- _What the exercise asks_
The records below are made of lines; count those holding the word "type" and give the number only.

- _Extracted records_

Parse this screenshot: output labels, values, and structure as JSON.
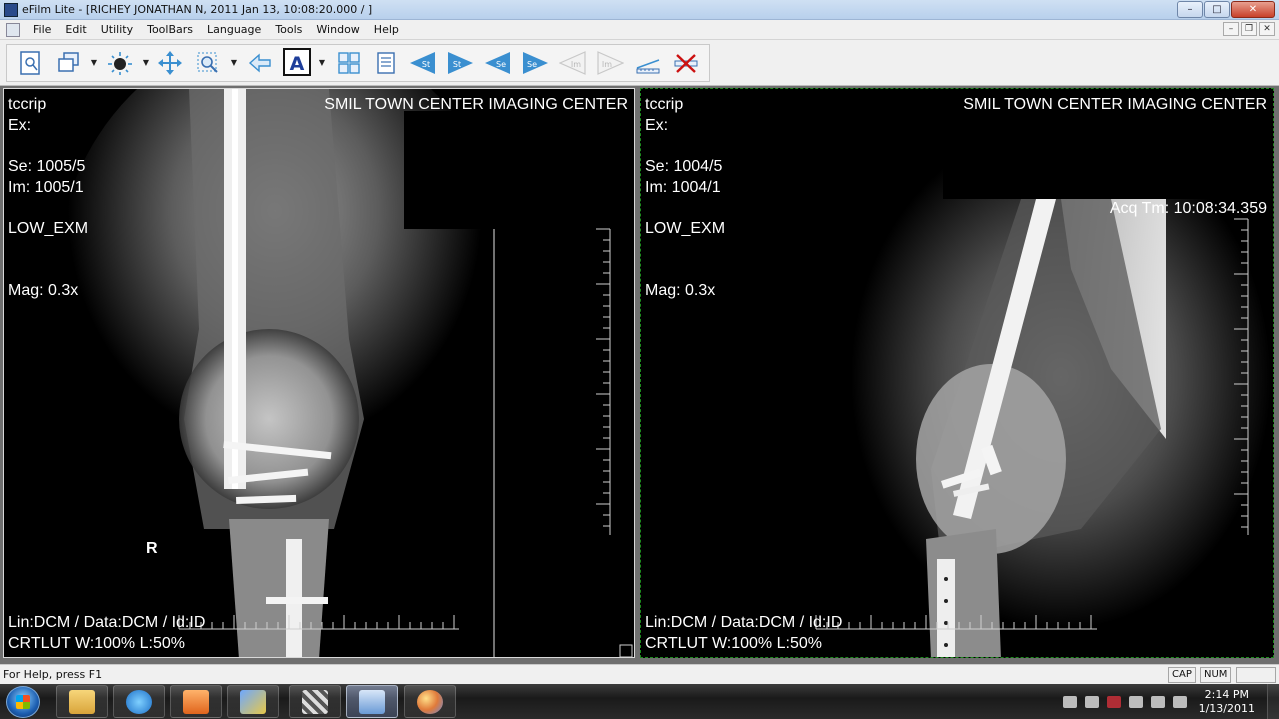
{
  "window": {
    "title": "eFilm Lite - [RICHEY JONATHAN N, 2011 Jan 13, 10:08:20.000  /  ]",
    "minimize": "–",
    "maximize": "□",
    "close": "✕"
  },
  "menu": {
    "items": [
      "File",
      "Edit",
      "Utility",
      "ToolBars",
      "Language",
      "Tools",
      "Window",
      "Help"
    ]
  },
  "toolbar": {
    "icons": [
      "report-icon",
      "series-icon",
      "window-level-icon",
      "pan-icon",
      "zoom-icon",
      "back-arrow-icon",
      "annotation-icon",
      "layout-icon",
      "notes-icon",
      "prev-study-icon",
      "next-study-icon",
      "prev-series-icon",
      "next-series-icon",
      "prev-image-icon",
      "next-image-icon",
      "ruler-icon",
      "delete-measure-icon"
    ],
    "labels": {
      "prev_study": "St",
      "next_study": "St",
      "prev_series": "Se",
      "next_series": "Se",
      "prev_image": "Im",
      "next_image": "Im"
    },
    "colors": {
      "nav_blue": "#3a8fd0",
      "nav_disabled": "#c8c8c8",
      "accent_red": "#cc1111"
    }
  },
  "viewports": [
    {
      "patient": "tccrip",
      "exam": "Ex:",
      "series": "Se: 1005/5",
      "image": "Im: 1005/1",
      "protocol": "LOW_EXM",
      "magnification": "Mag: 0.3x",
      "institution": "SMIL TOWN CENTER IMAGING CENTER",
      "marker": "R",
      "lut_info": "Lin:DCM / Data:DCM / Id:ID",
      "window_info": "CRTLUT W:100%  L:50%"
    },
    {
      "patient": "tccrip",
      "exam": "Ex:",
      "series": "Se: 1004/5",
      "image": "Im: 1004/1",
      "protocol": "LOW_EXM",
      "magnification": "Mag: 0.3x",
      "institution": "SMIL TOWN CENTER IMAGING CENTER",
      "acq_time": "Acq Tm: 10:08:34.359",
      "lut_info": "Lin:DCM / Data:DCM / Id:ID",
      "window_info": "CRTLUT W:100%  L:50%"
    }
  ],
  "status": {
    "help_text": "For Help, press F1",
    "caps": "CAP",
    "num": "NUM"
  },
  "taskbar": {
    "apps": [
      "explorer-icon",
      "internet-explorer-icon",
      "media-player-icon",
      "network-tool-icon",
      "film-reel-icon",
      "efilm-icon",
      "paint-icon"
    ],
    "active_index": 5,
    "time": "2:14 PM",
    "date": "1/13/2011"
  }
}
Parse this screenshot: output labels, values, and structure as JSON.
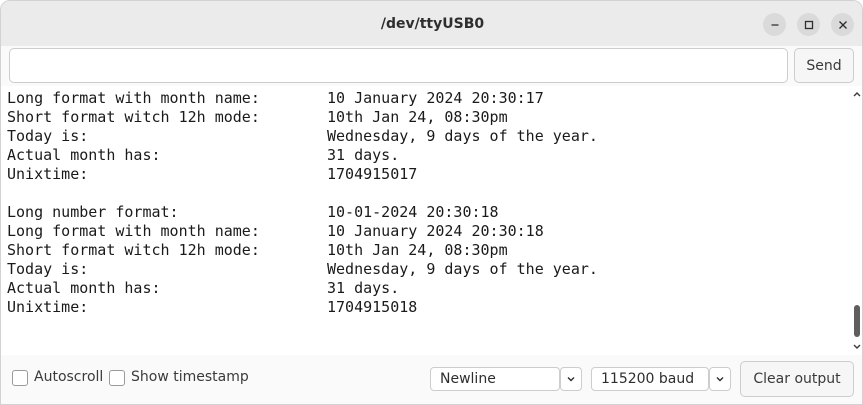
{
  "window": {
    "title": "/dev/ttyUSB0",
    "controls": [
      "minimize-icon",
      "maximize-icon",
      "close-icon"
    ]
  },
  "input": {
    "value": "",
    "placeholder": "",
    "send_label": "Send"
  },
  "output": {
    "lines": [
      {
        "label": "Long format with month name:",
        "value": "10 January 2024 20:30:17"
      },
      {
        "label": "Short format witch 12h mode:",
        "value": "10th Jan 24, 08:30pm"
      },
      {
        "label": "Today is:",
        "value": "Wednesday, 9 days of the year."
      },
      {
        "label": "Actual month has:",
        "value": "31 days."
      },
      {
        "label": "Unixtime:",
        "value": "1704915017"
      },
      {
        "label": "",
        "value": ""
      },
      {
        "label": "Long number format:",
        "value": "10-01-2024 20:30:18"
      },
      {
        "label": "Long format with month name:",
        "value": "10 January 2024 20:30:18"
      },
      {
        "label": "Short format witch 12h mode:",
        "value": "10th Jan 24, 08:30pm"
      },
      {
        "label": "Today is:",
        "value": "Wednesday, 9 days of the year."
      },
      {
        "label": "Actual month has:",
        "value": "31 days."
      },
      {
        "label": "Unixtime:",
        "value": "1704915018"
      }
    ]
  },
  "bottom": {
    "autoscroll_label": "Autoscroll",
    "autoscroll_checked": false,
    "timestamp_label": "Show timestamp",
    "timestamp_checked": false,
    "line_ending": "Newline",
    "baud": "115200 baud",
    "clear_label": "Clear output"
  }
}
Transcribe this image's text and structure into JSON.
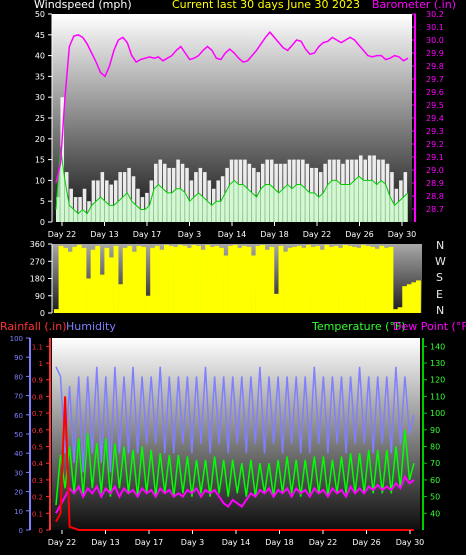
{
  "header": {
    "windspeed_label": "Windspeed (mph)",
    "title": "Current last 30 days June 30 2023",
    "barometer_label": "Barometer (.in)"
  },
  "labels": {
    "rainfall": "Rainfall (.in)",
    "humidity": "Humidity",
    "temperature": "Temperature (°F)",
    "dewpoint": "Dew Point (°F)"
  },
  "directions": [
    "N",
    "W",
    "S",
    "E",
    "N"
  ],
  "colors": {
    "windspeed": "#ffffff",
    "gust_line": "#00cc00",
    "barometer": "#ff00ff",
    "direction": "#ffff00",
    "rainfall": "#ff0000",
    "humidity": "#7f7fff",
    "temperature": "#00ff00",
    "dewpoint": "#ff00ff",
    "title": "#ffff00"
  },
  "chart_data": [
    {
      "type": "area",
      "name": "wind-barometer",
      "x_labels": [
        "Day 22",
        "Day 13",
        "Day 17",
        "Day 3",
        "Day 14",
        "Day 18",
        "Day 22",
        "Day 26",
        "Day 30"
      ],
      "left_axis": {
        "label": "Windspeed (mph)",
        "ylim": [
          0,
          50
        ],
        "ticks": [
          0,
          5,
          10,
          15,
          20,
          25,
          30,
          35,
          40,
          45,
          50
        ]
      },
      "right_axis": {
        "label": "Barometer (.in)",
        "ylim": [
          28.6,
          30.2
        ],
        "ticks": [
          28.7,
          28.8,
          28.9,
          29.0,
          29.1,
          29.2,
          29.3,
          29.4,
          29.5,
          29.6,
          29.7,
          29.8,
          29.9,
          30.0,
          30.1,
          30.2
        ]
      },
      "series": [
        {
          "name": "Barometer",
          "axis": "right",
          "values": [
            28.9,
            29.05,
            29.55,
            29.95,
            30.03,
            30.04,
            30.02,
            29.97,
            29.9,
            29.83,
            29.75,
            29.72,
            29.8,
            29.92,
            30.0,
            30.02,
            29.98,
            29.88,
            29.83,
            29.85,
            29.86,
            29.87,
            29.86,
            29.87,
            29.84,
            29.86,
            29.88,
            29.92,
            29.95,
            29.9,
            29.85,
            29.86,
            29.88,
            29.92,
            29.95,
            29.92,
            29.86,
            29.85,
            29.9,
            29.93,
            29.9,
            29.86,
            29.83,
            29.84,
            29.88,
            29.92,
            29.97,
            30.02,
            30.06,
            30.02,
            29.98,
            29.94,
            29.92,
            29.96,
            30.0,
            29.99,
            29.93,
            29.89,
            29.9,
            29.95,
            29.98,
            29.99,
            30.02,
            30.0,
            29.98,
            30.0,
            30.02,
            30.0,
            29.96,
            29.92,
            29.88,
            29.87,
            29.88,
            29.88,
            29.85,
            29.86,
            29.88,
            29.87,
            29.84,
            29.86
          ]
        },
        {
          "name": "Windspeed",
          "axis": "left",
          "values": [
            3,
            18,
            10,
            4,
            3,
            2,
            3,
            2,
            4,
            5,
            6,
            5,
            4,
            4,
            5,
            6,
            7,
            5,
            4,
            3,
            3,
            4,
            8,
            9,
            8,
            7,
            7,
            8,
            8,
            7,
            5,
            6,
            7,
            6,
            5,
            4,
            5,
            5,
            7,
            9,
            10,
            9,
            9,
            8,
            7,
            6,
            8,
            9,
            9,
            8,
            7,
            8,
            9,
            8,
            9,
            9,
            8,
            7,
            7,
            6,
            7,
            9,
            10,
            10,
            9,
            9,
            9,
            10,
            11,
            10,
            10,
            10,
            9,
            10,
            9,
            6,
            4,
            5,
            6,
            7
          ]
        },
        {
          "name": "Gust",
          "axis": "left",
          "values": [
            6,
            30,
            12,
            8,
            6,
            6,
            8,
            5,
            10,
            10,
            12,
            10,
            9,
            10,
            12,
            12,
            13,
            11,
            8,
            6,
            7,
            10,
            14,
            15,
            14,
            13,
            13,
            15,
            14,
            13,
            10,
            12,
            13,
            12,
            10,
            8,
            10,
            11,
            13,
            15,
            15,
            15,
            15,
            14,
            13,
            12,
            14,
            15,
            15,
            14,
            14,
            14,
            15,
            15,
            15,
            15,
            14,
            13,
            13,
            12,
            14,
            15,
            15,
            15,
            14,
            15,
            15,
            15,
            16,
            15,
            16,
            16,
            15,
            15,
            14,
            12,
            8,
            10,
            12,
            15
          ]
        }
      ]
    },
    {
      "type": "area",
      "name": "wind-direction",
      "left_axis": {
        "ylim": [
          0,
          360
        ],
        "ticks": [
          0,
          90,
          180,
          270,
          360
        ]
      },
      "series": [
        {
          "name": "Direction",
          "values": [
            20,
            350,
            340,
            320,
            345,
            355,
            340,
            180,
            330,
            350,
            200,
            340,
            290,
            350,
            150,
            340,
            350,
            320,
            350,
            345,
            90,
            340,
            350,
            330,
            355,
            350,
            345,
            355,
            350,
            340,
            355,
            350,
            330,
            355,
            345,
            350,
            340,
            300,
            350,
            355,
            340,
            350,
            345,
            300,
            350,
            355,
            330,
            345,
            100,
            350,
            320,
            340,
            345,
            350,
            340,
            355,
            345,
            350,
            330,
            355,
            345,
            350,
            340,
            355,
            350,
            345,
            340,
            355,
            350,
            345,
            335,
            350,
            340,
            345,
            20,
            30,
            140,
            150,
            160,
            170
          ]
        }
      ]
    },
    {
      "type": "line",
      "name": "rain-humidity-temperature",
      "x_labels": [
        "Day 22",
        "Day 13",
        "Day 17",
        "Day 3",
        "Day 14",
        "Day 18",
        "Day 22",
        "Day 26",
        "Day 30"
      ],
      "humidity_axis": {
        "label": "Humidity",
        "ylim": [
          0,
          100
        ],
        "ticks": [
          0,
          10,
          20,
          30,
          40,
          50,
          60,
          70,
          80,
          90,
          100
        ]
      },
      "rain_axis": {
        "label": "Rainfall (.in)",
        "ylim": [
          0,
          1.15
        ],
        "ticks": [
          0,
          0.1,
          0.2,
          0.3,
          0.4,
          0.5,
          0.6,
          0.7,
          0.8,
          0.9,
          1,
          1.1
        ]
      },
      "temp_axis": {
        "label": "Temperature (°F)",
        "ylim": [
          30,
          145
        ],
        "ticks": [
          40,
          50,
          60,
          70,
          80,
          90,
          100,
          110,
          120,
          130,
          140
        ]
      },
      "series": [
        {
          "name": "Humidity",
          "axis": "humidity",
          "values": [
            85,
            80,
            40,
            75,
            35,
            80,
            30,
            80,
            40,
            85,
            35,
            80,
            30,
            85,
            40,
            80,
            40,
            85,
            40,
            80,
            45,
            80,
            45,
            85,
            40,
            80,
            40,
            80,
            45,
            80,
            40,
            80,
            45,
            85,
            40,
            80,
            45,
            80,
            40,
            80,
            45,
            80,
            40,
            80,
            45,
            85,
            40,
            80,
            45,
            80,
            40,
            80,
            45,
            80,
            40,
            80,
            40,
            85,
            45,
            80,
            40,
            80,
            45,
            80,
            40,
            80,
            45,
            85,
            45,
            80,
            40,
            80,
            45,
            80,
            40,
            85,
            45,
            80,
            50,
            60
          ]
        },
        {
          "name": "Temperature",
          "axis": "temp",
          "values": [
            45,
            75,
            55,
            80,
            52,
            85,
            50,
            88,
            55,
            82,
            52,
            85,
            50,
            82,
            55,
            80,
            52,
            78,
            50,
            80,
            52,
            78,
            50,
            76,
            52,
            75,
            50,
            75,
            52,
            74,
            50,
            72,
            52,
            72,
            50,
            74,
            52,
            72,
            50,
            72,
            52,
            70,
            50,
            72,
            50,
            70,
            52,
            70,
            50,
            72,
            52,
            74,
            52,
            72,
            50,
            72,
            52,
            74,
            52,
            74,
            50,
            72,
            52,
            74,
            52,
            76,
            52,
            76,
            52,
            78,
            52,
            78,
            52,
            78,
            52,
            80,
            55,
            90,
            60,
            70
          ]
        },
        {
          "name": "Dew Point",
          "axis": "temp",
          "values": [
            40,
            45,
            50,
            55,
            52,
            56,
            50,
            55,
            52,
            56,
            50,
            55,
            52,
            56,
            50,
            55,
            52,
            54,
            50,
            55,
            52,
            54,
            50,
            55,
            52,
            54,
            50,
            52,
            50,
            54,
            52,
            55,
            50,
            54,
            52,
            54,
            50,
            46,
            44,
            48,
            46,
            44,
            48,
            52,
            50,
            54,
            52,
            55,
            50,
            54,
            52,
            55,
            50,
            55,
            52,
            54,
            50,
            55,
            52,
            54,
            50,
            55,
            52,
            54,
            50,
            56,
            52,
            55,
            52,
            56,
            54,
            57,
            54,
            56,
            54,
            58,
            55,
            62,
            58,
            60
          ]
        },
        {
          "name": "Rainfall",
          "axis": "rain",
          "values": [
            0.05,
            0.1,
            0.8,
            0.02,
            0.01,
            0,
            0,
            0,
            0,
            0,
            0,
            0,
            0,
            0,
            0,
            0,
            0,
            0,
            0,
            0,
            0,
            0,
            0,
            0,
            0,
            0,
            0,
            0,
            0,
            0,
            0,
            0,
            0,
            0,
            0,
            0,
            0,
            0,
            0,
            0,
            0,
            0,
            0,
            0,
            0,
            0,
            0,
            0,
            0,
            0,
            0,
            0,
            0,
            0,
            0,
            0,
            0,
            0,
            0,
            0,
            0,
            0,
            0,
            0,
            0,
            0,
            0,
            0,
            0,
            0,
            0,
            0,
            0,
            0,
            0,
            0,
            0,
            0,
            0,
            0
          ]
        }
      ]
    }
  ]
}
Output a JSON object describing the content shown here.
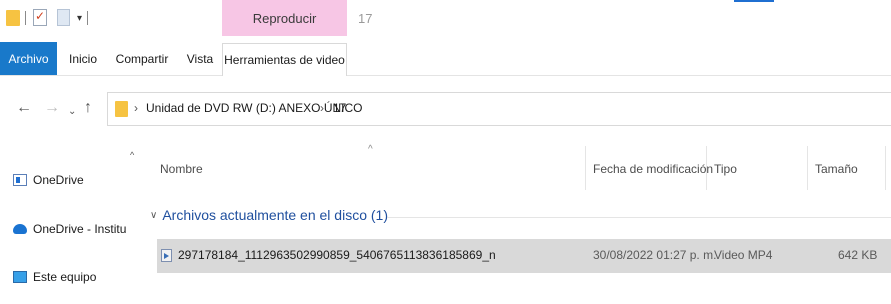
{
  "window": {
    "contextual_tab_group": "Reproducir",
    "title": "17"
  },
  "ribbon": {
    "tabs": [
      {
        "label": "Archivo"
      },
      {
        "label": "Inicio"
      },
      {
        "label": "Compartir"
      },
      {
        "label": "Vista"
      },
      {
        "label": "Herramientas de video"
      }
    ]
  },
  "address": {
    "crumbs": [
      "Unidad de DVD RW (D:) ANEXO ÚNICO",
      "17"
    ]
  },
  "navpane": {
    "items": [
      {
        "label": "OneDrive",
        "icon": "onedrive-icon"
      },
      {
        "label": "OneDrive - Institu",
        "icon": "onedrive-business-icon"
      },
      {
        "label": "Este equipo",
        "icon": "this-pc-icon"
      }
    ]
  },
  "filelist": {
    "columns": [
      "Nombre",
      "Fecha de modificación",
      "Tipo",
      "Tamaño"
    ],
    "sorted_by": "Nombre",
    "group": "Archivos actualmente en el disco (1)",
    "rows": [
      {
        "name": "297178184_1112963502990859_5406765113836185869_n",
        "date": "30/08/2022 01:27 p. m.",
        "type": "Video MP4",
        "size": "642 KB",
        "icon": "video-file-icon",
        "selected": true
      }
    ]
  },
  "colors": {
    "file_tab": "#1979ca",
    "contextual_tab": "#f7c6e5",
    "group_header": "#1f4f9e",
    "selected_row": "#d9d9d9"
  }
}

- _Result of the exercise_
4